— begin —

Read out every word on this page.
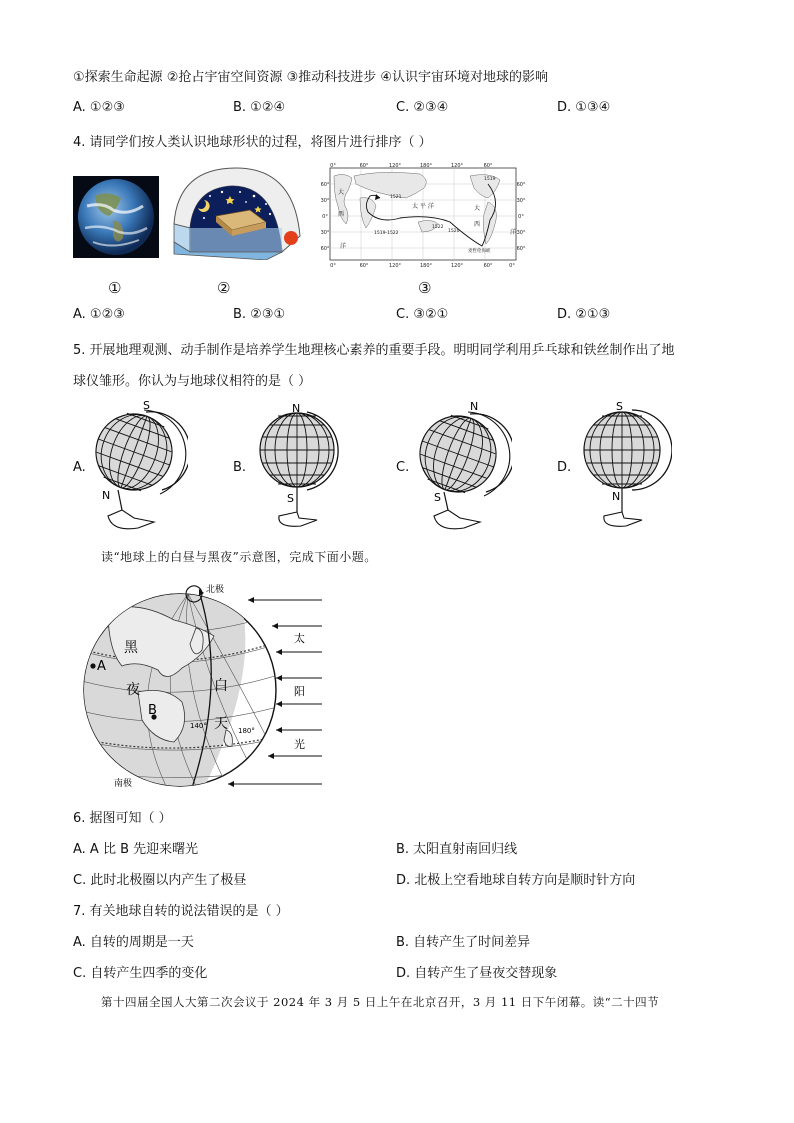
①探索生命起源 ②抢占宇宙空间资源 ③推动科技进步 ④认识宇宙环境对地球的影响
A. ①②③	B. ①②④	C. ②③④	D. ①③④
4. 请同学们按人类认识地球形状的过程，将图片进行排序（ ）
0°	60°	120°	180°	120°	60°
0°	60°	120°	180°	120°	60°	0°
60°
30°
0°
30°
60°
60°
30°
0°
30°
60°
大
西
洋
太 平 洋	大
西
洋
1519-1522
1519
1521
1520
1522
麦哲伦海峡
①	②	③
A. ①②③	B. ②③①	C. ③②①	D. ②①③
5. 开展地理观测、动手制作是培养学生地理核心素养的重要手段。明明同学利用乒乓球和铁丝制作出了地
球仪雏形。你认为与地球仪相符的是（ ）
A.	B.	C.	D.
S
N
N
S
N
S
S
N
读“地球上的白昼与黑夜”示意图，完成下面小题。
北极
南极
黑
夜	白
天
太
阳
光
A
B
140°
180°
6. 据图可知（ ）
A. A 比 B 先迎来曙光	B. 太阳直射南回归线
C. 此时北极圈以内产生了极昼	D. 北极上空看地球自转方向是顺时针方向
7. 有关地球自转的说法错误的是（ ）
A. 自转的周期是一天	B. 自转产生了时间差异
C. 自转产生四季的变化	D. 自转产生了昼夜交替现象
第十四届全国人大第二次会议于 2024 年 3 月 5 日上午在北京召开，3 月 11 日下午闭幕。读“二十四节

— end —

**Exercise:** Omit the images and transcribe all of the records above word for word.

**Complete response:**
Read out every word on this page.
①探索生命起源 ②抢占宇宙空间资源 ③推动科技进步 ④认识宇宙环境对地球的影响
A. ①②③	B. ①②④	C. ②③④	D. ①③④
4. 请同学们按人类认识地球形状的过程，将图片进行排序（ ）
0°	60°	120°	180°	120°	60°
0°	60°	120°	180°	120°	60°	0°
60°
30°
0°
30°
60°
60°
30°
0°
30°
60°
大
西
洋
太 平 洋	大
西
洋
1519-1522
1519
1521
1520
1522
麦哲伦海峡
①	②	③
A. ①②③	B. ②③①	C. ③②①	D. ②①③
5. 开展地理观测、动手制作是培养学生地理核心素养的重要手段。明明同学利用乒乓球和铁丝制作出了地
球仪雏形。你认为与地球仪相符的是（ ）
A.	B.	C.	D.
S
N
N
S
N
S
S
N
读“地球上的白昼与黑夜”示意图，完成下面小题。
北极
南极
黑
夜	白
天
太
阳
光
A
B
140°
180°
6. 据图可知（ ）
A. A 比 B 先迎来曙光	B. 太阳直射南回归线
C. 此时北极圈以内产生了极昼	D. 北极上空看地球自转方向是顺时针方向
7. 有关地球自转的说法错误的是（ ）
A. 自转的周期是一天	B. 自转产生了时间差异
C. 自转产生四季的变化	D. 自转产生了昼夜交替现象
第十四届全国人大第二次会议于 2024 年 3 月 5 日上午在北京召开，3 月 11 日下午闭幕。读“二十四节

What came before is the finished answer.